__Aim__.
Copy out the records precisely, omitting pictures.

__Supplied records__.
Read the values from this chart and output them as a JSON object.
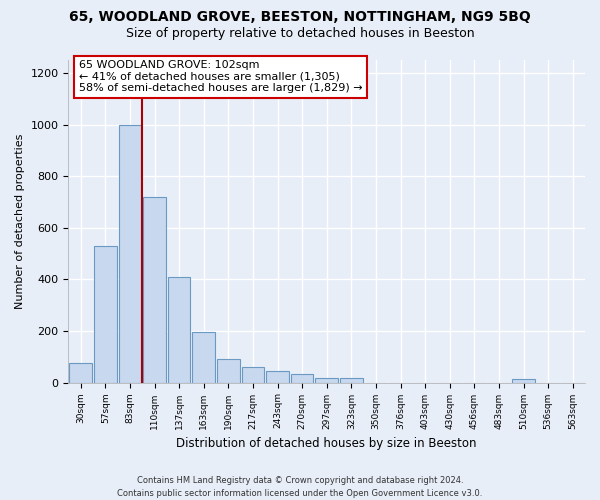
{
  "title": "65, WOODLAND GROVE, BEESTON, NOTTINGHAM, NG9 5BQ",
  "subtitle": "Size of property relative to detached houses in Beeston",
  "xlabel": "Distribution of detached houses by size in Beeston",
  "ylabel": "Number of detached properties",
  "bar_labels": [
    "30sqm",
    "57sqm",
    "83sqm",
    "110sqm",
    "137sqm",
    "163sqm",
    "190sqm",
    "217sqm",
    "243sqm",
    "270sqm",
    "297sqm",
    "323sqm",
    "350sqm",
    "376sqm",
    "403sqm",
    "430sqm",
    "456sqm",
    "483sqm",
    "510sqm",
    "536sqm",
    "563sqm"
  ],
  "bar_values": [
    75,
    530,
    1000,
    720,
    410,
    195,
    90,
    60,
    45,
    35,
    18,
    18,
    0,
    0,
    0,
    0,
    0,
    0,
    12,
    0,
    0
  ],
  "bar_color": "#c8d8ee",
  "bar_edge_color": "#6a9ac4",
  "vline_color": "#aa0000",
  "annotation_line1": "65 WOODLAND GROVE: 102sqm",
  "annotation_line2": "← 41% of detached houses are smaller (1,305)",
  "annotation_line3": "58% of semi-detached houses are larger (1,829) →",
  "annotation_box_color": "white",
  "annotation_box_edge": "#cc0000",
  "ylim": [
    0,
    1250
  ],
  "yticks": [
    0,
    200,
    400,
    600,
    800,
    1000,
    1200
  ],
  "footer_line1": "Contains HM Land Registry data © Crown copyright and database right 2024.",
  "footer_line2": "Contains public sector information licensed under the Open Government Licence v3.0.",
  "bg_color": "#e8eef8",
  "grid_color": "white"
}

__Output for this task__.
Read the values from this chart and output them as a JSON object.
{
  "title": "65, WOODLAND GROVE, BEESTON, NOTTINGHAM, NG9 5BQ",
  "subtitle": "Size of property relative to detached houses in Beeston",
  "xlabel": "Distribution of detached houses by size in Beeston",
  "ylabel": "Number of detached properties",
  "bar_labels": [
    "30sqm",
    "57sqm",
    "83sqm",
    "110sqm",
    "137sqm",
    "163sqm",
    "190sqm",
    "217sqm",
    "243sqm",
    "270sqm",
    "297sqm",
    "323sqm",
    "350sqm",
    "376sqm",
    "403sqm",
    "430sqm",
    "456sqm",
    "483sqm",
    "510sqm",
    "536sqm",
    "563sqm"
  ],
  "bar_values": [
    75,
    530,
    1000,
    720,
    410,
    195,
    90,
    60,
    45,
    35,
    18,
    18,
    0,
    0,
    0,
    0,
    0,
    0,
    12,
    0,
    0
  ],
  "bar_color": "#c8d8ee",
  "bar_edge_color": "#6a9ac4",
  "vline_color": "#aa0000",
  "annotation_line1": "65 WOODLAND GROVE: 102sqm",
  "annotation_line2": "← 41% of detached houses are smaller (1,305)",
  "annotation_line3": "58% of semi-detached houses are larger (1,829) →",
  "annotation_box_color": "white",
  "annotation_box_edge": "#cc0000",
  "ylim": [
    0,
    1250
  ],
  "yticks": [
    0,
    200,
    400,
    600,
    800,
    1000,
    1200
  ],
  "footer_line1": "Contains HM Land Registry data © Crown copyright and database right 2024.",
  "footer_line2": "Contains public sector information licensed under the Open Government Licence v3.0.",
  "bg_color": "#e8eef8",
  "grid_color": "white"
}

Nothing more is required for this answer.